Instruction
Find and copy each line of the records where the string "your" shows up.

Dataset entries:
□ □ □
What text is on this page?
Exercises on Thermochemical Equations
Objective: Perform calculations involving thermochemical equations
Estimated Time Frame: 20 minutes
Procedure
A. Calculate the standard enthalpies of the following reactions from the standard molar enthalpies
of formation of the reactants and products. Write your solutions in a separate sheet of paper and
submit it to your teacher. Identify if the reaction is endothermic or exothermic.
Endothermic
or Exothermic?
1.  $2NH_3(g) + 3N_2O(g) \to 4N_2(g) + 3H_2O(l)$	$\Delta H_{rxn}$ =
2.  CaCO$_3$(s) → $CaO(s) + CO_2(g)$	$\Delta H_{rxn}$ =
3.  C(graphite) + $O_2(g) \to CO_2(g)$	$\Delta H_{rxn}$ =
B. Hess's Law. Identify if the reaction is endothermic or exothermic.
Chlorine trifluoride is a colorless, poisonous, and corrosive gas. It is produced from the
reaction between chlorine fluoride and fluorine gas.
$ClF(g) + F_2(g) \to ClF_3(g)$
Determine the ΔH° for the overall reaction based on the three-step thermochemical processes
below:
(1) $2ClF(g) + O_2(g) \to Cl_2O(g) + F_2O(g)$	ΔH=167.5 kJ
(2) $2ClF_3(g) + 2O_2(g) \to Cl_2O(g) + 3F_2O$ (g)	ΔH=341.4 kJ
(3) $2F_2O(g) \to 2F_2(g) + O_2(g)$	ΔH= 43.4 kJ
□ □ □
Exercise result
of formation of the reactants and products. Write your solutions in a separate sheet of paper and
submit it to your teacher. Identify if the reaction is endothermic or exothermic.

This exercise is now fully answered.